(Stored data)
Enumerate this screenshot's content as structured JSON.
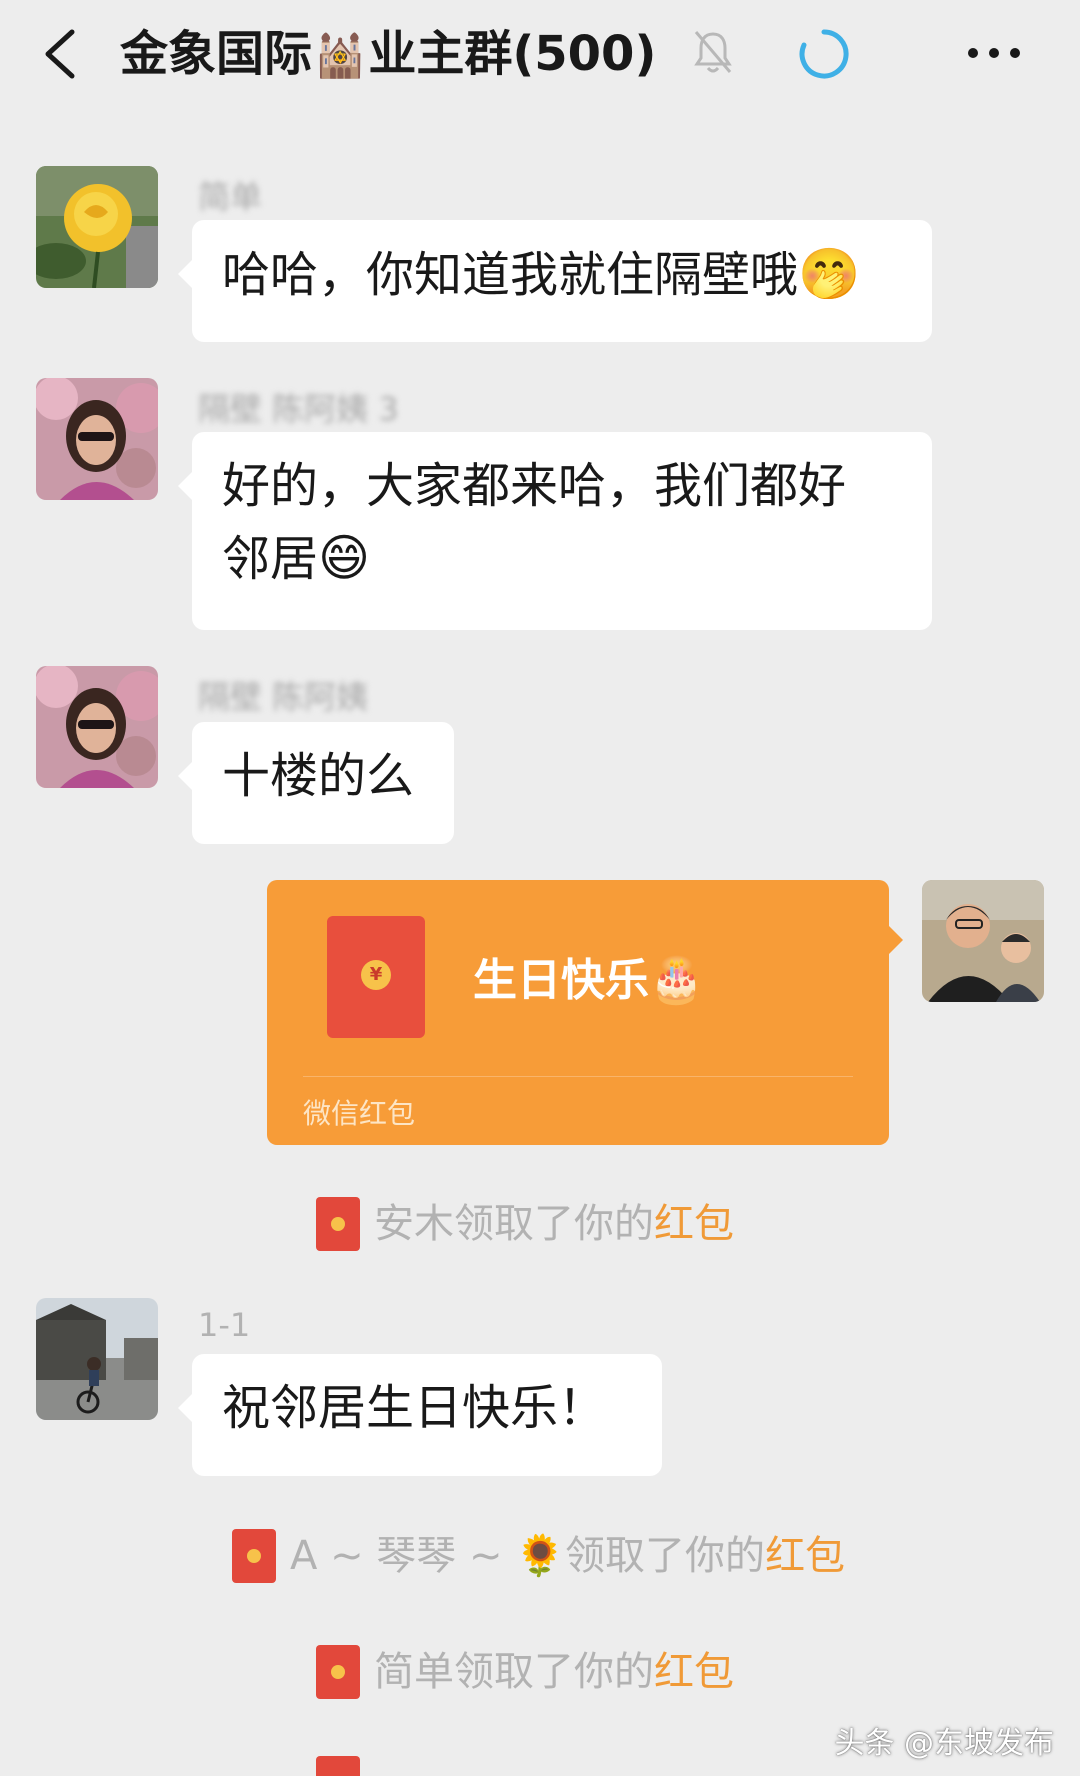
{
  "header": {
    "title_prefix": "金象国际",
    "title_emoji": "🕍",
    "title_suffix": "业主群(500)",
    "icons": {
      "back": "back-icon",
      "mute": "bell-off-icon",
      "loading": "loading-icon",
      "more": "more-icon"
    }
  },
  "messages": [
    {
      "sender": "简单",
      "text": "哈哈，你知道我就住隔壁哦",
      "emoji": "🤭"
    },
    {
      "sender": "隔壁 陈阿姨 3",
      "text_line1": "好的，大家都来哈，我们都好",
      "text_line2": "邻居",
      "emoji": "😄"
    },
    {
      "sender": "隔壁 陈阿姨",
      "text": "十楼的么"
    },
    {
      "red_packet": {
        "title": "生日快乐",
        "emoji": "🎂",
        "label": "微信红包",
        "color": "#f79c38"
      }
    },
    {
      "sender": "1-1",
      "text": "祝邻居生日快乐！"
    }
  ],
  "notices": [
    {
      "prefix": "安木领取了你的",
      "highlight": "红包"
    },
    {
      "prefix": "A ~ 琴琴 ~ 🌻领取了你的",
      "highlight": "红包"
    },
    {
      "prefix": "简单领取了你的",
      "highlight": "红包"
    }
  ],
  "watermark": "头条 @东坡发布",
  "colors": {
    "background": "#ededed",
    "bubble": "#ffffff",
    "red_packet": "#f79c38",
    "notice_highlight": "#f09a37",
    "loading_accent": "#3fb0e6"
  }
}
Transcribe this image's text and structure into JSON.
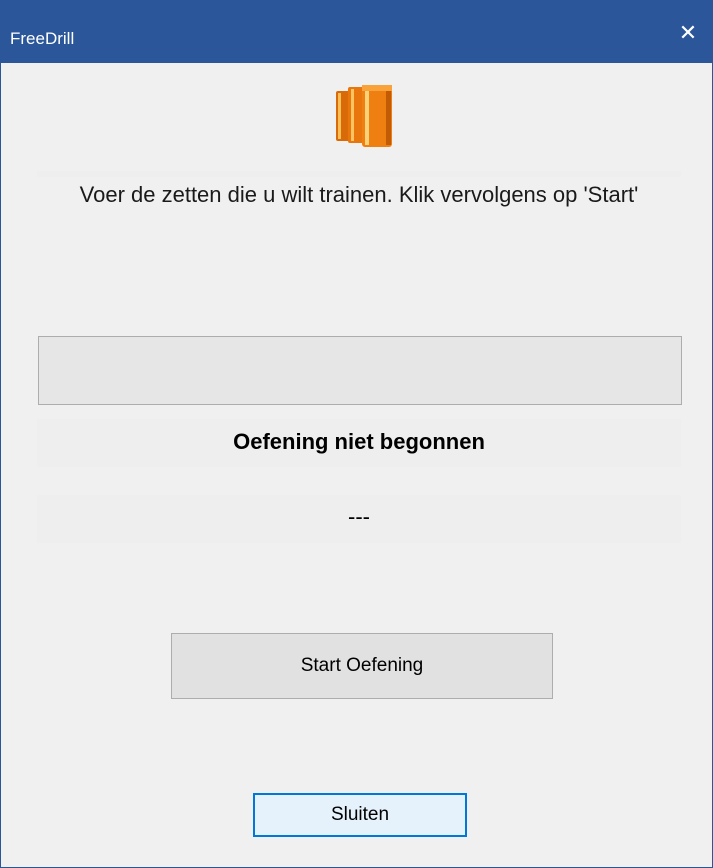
{
  "window": {
    "title": "FreeDrill",
    "close_glyph": "✕"
  },
  "icon": "books-icon",
  "instruction": "Voer de zetten die u wilt trainen. Klik vervolgens op 'Start'",
  "status": "Oefening niet begonnen",
  "result": "---",
  "buttons": {
    "start": "Start Oefening",
    "close": "Sluiten"
  },
  "colors": {
    "titlebar": "#2b579a",
    "focus_border": "#0078d7",
    "book_orange": "#f07f12"
  }
}
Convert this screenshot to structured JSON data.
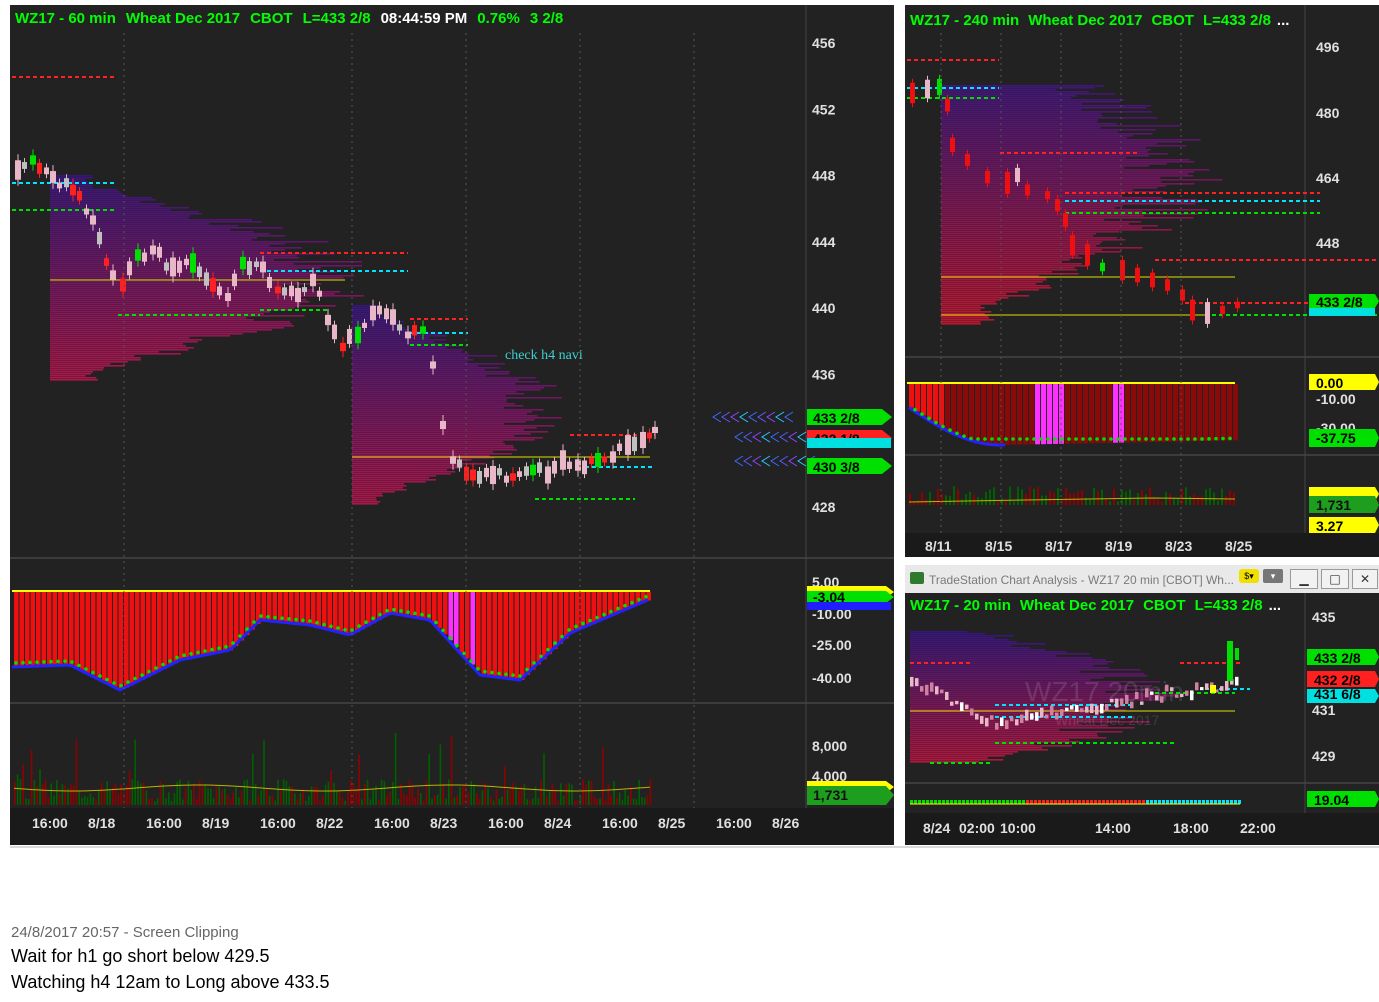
{
  "main_chart": {
    "title": "WZ17 - 60 min",
    "instrument": "Wheat Dec 2017",
    "exchange": "CBOT",
    "last": "L=433 2/8",
    "time": "08:44:59 PM",
    "pct": "0.76%",
    "change": "3 2/8",
    "annotation": "check h4 navi",
    "price_axis": [
      "456",
      "452",
      "448",
      "444",
      "440",
      "436",
      "432",
      "428"
    ],
    "price_tags": [
      {
        "text": "433 2/8",
        "color": "#00e000"
      },
      {
        "text": "432 1/8",
        "color": "#ff2020"
      },
      {
        "text": "430 3/8",
        "color": "#00e000"
      }
    ],
    "osc_axis": [
      "5.00",
      "-10.00",
      "-25.00",
      "-40.00"
    ],
    "osc_tag": "-3.04",
    "vol_axis": [
      "8,000",
      "4,000"
    ],
    "vol_tag": "1,731",
    "time_axis": [
      "16:00",
      "8/18",
      "16:00",
      "8/19",
      "16:00",
      "8/22",
      "16:00",
      "8/23",
      "16:00",
      "8/24",
      "16:00",
      "8/25",
      "16:00",
      "8/26"
    ]
  },
  "h4_chart": {
    "title": "WZ17 - 240 min",
    "instrument": "Wheat Dec 2017",
    "exchange": "CBOT",
    "last": "L=433 2/8",
    "ellipsis": "...",
    "price_axis": [
      "496",
      "480",
      "464",
      "448"
    ],
    "price_tag": "433 2/8",
    "osc_axis": [
      "0.00",
      "-10.00",
      "-30.00"
    ],
    "osc_tag": "-37.75",
    "vol_tags": [
      "1,731",
      "3.27"
    ],
    "time_axis": [
      "8/11",
      "8/15",
      "8/17",
      "8/19",
      "8/23",
      "8/25"
    ]
  },
  "m20_window": {
    "window_title": "TradeStation Chart Analysis - WZ17 20 min [CBOT] Wh...",
    "title": "WZ17 - 20 min",
    "instrument": "Wheat Dec 2017",
    "exchange": "CBOT",
    "last": "L=433 2/8",
    "ellipsis": "...",
    "watermark": "WZ17 20min",
    "watermark_sub": "Wheat Dec 2017",
    "price_axis": [
      "435",
      "431",
      "429"
    ],
    "price_tags": [
      {
        "text": "433 2/8",
        "color": "#00e000"
      },
      {
        "text": "432 2/8",
        "color": "#ff2020"
      },
      {
        "text": "431 6/8",
        "color": "#00e0e0"
      }
    ],
    "osc_tag": "19.04",
    "time_axis": [
      "8/24",
      "02:00",
      "10:00",
      "14:00",
      "18:00",
      "22:00"
    ]
  },
  "clipping": {
    "caption": "24/8/2017 20:57 - Screen Clipping",
    "line1": "Wait for h1 go short below 429.5",
    "line2": "Watching h4 12am to Long above 433.5"
  },
  "colors": {
    "up": "#00e000",
    "down": "#ff1a1a",
    "title_green": "#00ff00",
    "background": "#222222",
    "yellow": "#ffff00",
    "cyan": "#00e5ff"
  }
}
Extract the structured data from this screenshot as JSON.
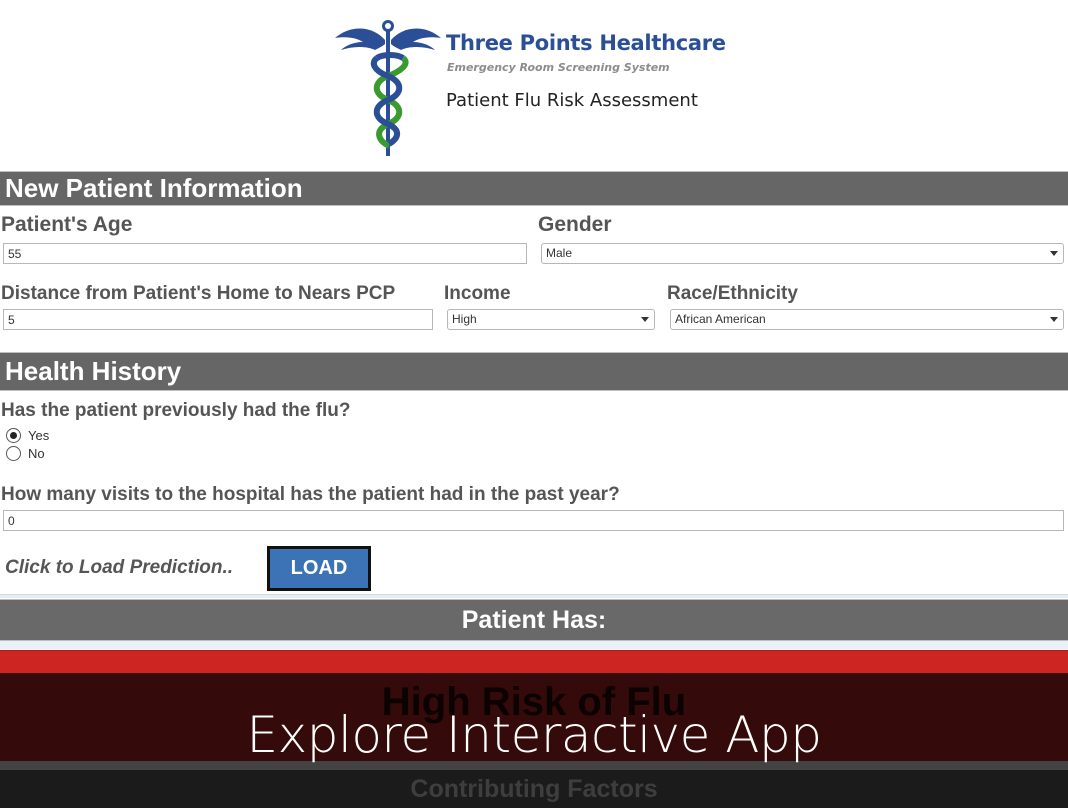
{
  "header": {
    "brand_title": "Three Points Healthcare",
    "brand_subtitle": "Emergency Room Screening System",
    "app_title": "Patient Flu Risk Assessment",
    "logo_icon": "caduceus-icon",
    "colors": {
      "brand_blue": "#2a4f96",
      "logo_green": "#3a9a2e"
    }
  },
  "sections": {
    "new_patient": "New Patient Information",
    "health_history": "Health History"
  },
  "fields": {
    "age": {
      "label": "Patient's Age",
      "value": "55"
    },
    "gender": {
      "label": "Gender",
      "selected": "Male"
    },
    "distance": {
      "label": "Distance from Patient's Home to Nears PCP",
      "value": "5"
    },
    "income": {
      "label": "Income",
      "selected": "High"
    },
    "race": {
      "label": "Race/Ethnicity",
      "selected": "African American"
    },
    "prior_flu": {
      "label": "Has the patient previously had the flu?",
      "options": [
        {
          "label": "Yes",
          "checked": true
        },
        {
          "label": "No",
          "checked": false
        }
      ]
    },
    "visits": {
      "label": "How many visits to the hospital has the patient had in the past year?",
      "value": "0"
    }
  },
  "actions": {
    "load_prompt": "Click to Load Prediction..",
    "load_button": "LOAD",
    "load_button_color": "#3b73b6"
  },
  "result": {
    "header": "Patient Has:",
    "prediction": "High Risk of Flu",
    "risk_color": "#cc2522",
    "factors_header": "Contributing Factors"
  },
  "overlay": {
    "cta": "Explore Interactive App"
  }
}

■ SET EXERCISE
Retype the records exactly. Any image in them should not appear in what you write.

■ COMPLETE RESPONSE
Enumerate this screenshot's content as structured JSON.
{
  "header": {
    "title_prefix": "金象国际",
    "title_emoji": "🕍",
    "title_suffix": "业主群(500)",
    "icons": {
      "back": "back-icon",
      "mute": "bell-off-icon",
      "loading": "loading-icon",
      "more": "more-icon"
    }
  },
  "messages": [
    {
      "sender": "简单",
      "text": "哈哈，你知道我就住隔壁哦",
      "emoji": "🤭"
    },
    {
      "sender": "隔壁 陈阿姨 3",
      "text_line1": "好的，大家都来哈，我们都好",
      "text_line2": "邻居",
      "emoji": "😄"
    },
    {
      "sender": "隔壁 陈阿姨",
      "text": "十楼的么"
    },
    {
      "red_packet": {
        "title": "生日快乐",
        "emoji": "🎂",
        "label": "微信红包",
        "color": "#f79c38"
      }
    },
    {
      "sender": "1-1",
      "text": "祝邻居生日快乐！"
    }
  ],
  "notices": [
    {
      "prefix": "安木领取了你的",
      "highlight": "红包"
    },
    {
      "prefix": "A ~ 琴琴 ~ 🌻领取了你的",
      "highlight": "红包"
    },
    {
      "prefix": "简单领取了你的",
      "highlight": "红包"
    }
  ],
  "watermark": "头条 @东坡发布",
  "colors": {
    "background": "#ededed",
    "bubble": "#ffffff",
    "red_packet": "#f79c38",
    "notice_highlight": "#f09a37",
    "loading_accent": "#3fb0e6"
  }
}
Transcribe this image's text and structure into JSON.
{
  "window": {
    "title": "FreeDrill",
    "close_glyph": "✕"
  },
  "icon": "books-icon",
  "instruction": "Voer de zetten die u wilt trainen. Klik vervolgens op 'Start'",
  "status": "Oefening niet begonnen",
  "result": "---",
  "buttons": {
    "start": "Start Oefening",
    "close": "Sluiten"
  },
  "colors": {
    "titlebar": "#2b579a",
    "focus_border": "#0078d7",
    "book_orange": "#f07f12"
  }
}
Convert this screenshot to structured JSON data.
{
  "main_chart": {
    "title": "WZ17 - 60 min",
    "instrument": "Wheat Dec 2017",
    "exchange": "CBOT",
    "last": "L=433 2/8",
    "time": "08:44:59 PM",
    "pct": "0.76%",
    "change": "3 2/8",
    "annotation": "check h4 navi",
    "price_axis": [
      "456",
      "452",
      "448",
      "444",
      "440",
      "436",
      "432",
      "428"
    ],
    "price_tags": [
      {
        "text": "433 2/8",
        "color": "#00e000"
      },
      {
        "text": "432 1/8",
        "color": "#ff2020"
      },
      {
        "text": "430 3/8",
        "color": "#00e000"
      }
    ],
    "osc_axis": [
      "5.00",
      "-10.00",
      "-25.00",
      "-40.00"
    ],
    "osc_tag": "-3.04",
    "vol_axis": [
      "8,000",
      "4,000"
    ],
    "vol_tag": "1,731",
    "time_axis": [
      "16:00",
      "8/18",
      "16:00",
      "8/19",
      "16:00",
      "8/22",
      "16:00",
      "8/23",
      "16:00",
      "8/24",
      "16:00",
      "8/25",
      "16:00",
      "8/26"
    ]
  },
  "h4_chart": {
    "title": "WZ17 - 240 min",
    "instrument": "Wheat Dec 2017",
    "exchange": "CBOT",
    "last": "L=433 2/8",
    "ellipsis": "...",
    "price_axis": [
      "496",
      "480",
      "464",
      "448"
    ],
    "price_tag": "433 2/8",
    "osc_axis": [
      "0.00",
      "-10.00",
      "-30.00"
    ],
    "osc_tag": "-37.75",
    "vol_tags": [
      "1,731",
      "3.27"
    ],
    "time_axis": [
      "8/11",
      "8/15",
      "8/17",
      "8/19",
      "8/23",
      "8/25"
    ]
  },
  "m20_window": {
    "window_title": "TradeStation Chart Analysis - WZ17 20 min [CBOT] Wh...",
    "title": "WZ17 - 20 min",
    "instrument": "Wheat Dec 2017",
    "exchange": "CBOT",
    "last": "L=433 2/8",
    "ellipsis": "...",
    "watermark": "WZ17 20min",
    "watermark_sub": "Wheat Dec 2017",
    "price_axis": [
      "435",
      "431",
      "429"
    ],
    "price_tags": [
      {
        "text": "433 2/8",
        "color": "#00e000"
      },
      {
        "text": "432 2/8",
        "color": "#ff2020"
      },
      {
        "text": "431 6/8",
        "color": "#00e0e0"
      }
    ],
    "osc_tag": "19.04",
    "time_axis": [
      "8/24",
      "02:00",
      "10:00",
      "14:00",
      "18:00",
      "22:00"
    ]
  },
  "clipping": {
    "caption": "24/8/2017 20:57 - Screen Clipping",
    "line1": "Wait for h1 go short below 429.5",
    "line2": "Watching h4 12am to Long above 433.5"
  },
  "colors": {
    "up": "#00e000",
    "down": "#ff1a1a",
    "title_green": "#00ff00",
    "background": "#222222",
    "yellow": "#ffff00",
    "cyan": "#00e5ff"
  }
}
Extract the structured data from this screenshot as JSON.
{
  "header": {
    "brand_title": "Three Points Healthcare",
    "brand_subtitle": "Emergency Room Screening System",
    "app_title": "Patient Flu Risk Assessment",
    "logo_icon": "caduceus-icon",
    "colors": {
      "brand_blue": "#2a4f96",
      "logo_green": "#3a9a2e"
    }
  },
  "sections": {
    "new_patient": "New Patient Information",
    "health_history": "Health History"
  },
  "fields": {
    "age": {
      "label": "Patient's Age",
      "value": "55"
    },
    "gender": {
      "label": "Gender",
      "selected": "Male"
    },
    "distance": {
      "label": "Distance from Patient's Home to Nears PCP",
      "value": "5"
    },
    "income": {
      "label": "Income",
      "selected": "High"
    },
    "race": {
      "label": "Race/Ethnicity",
      "selected": "African American"
    },
    "prior_flu": {
      "label": "Has the patient previously had the flu?",
      "options": [
        {
          "label": "Yes",
          "checked": true
        },
        {
          "label": "No",
          "checked": false
        }
      ]
    },
    "visits": {
      "label": "How many visits to the hospital has the patient had in the past year?",
      "value": "0"
    }
  },
  "actions": {
    "load_prompt": "Click to Load Prediction..",
    "load_button": "LOAD",
    "load_button_color": "#3b73b6"
  },
  "result": {
    "header": "Patient Has:",
    "prediction": "High Risk of Flu",
    "risk_color": "#cc2522",
    "factors_header": "Contributing Factors"
  },
  "overlay": {
    "cta": "Explore Interactive App"
  }
}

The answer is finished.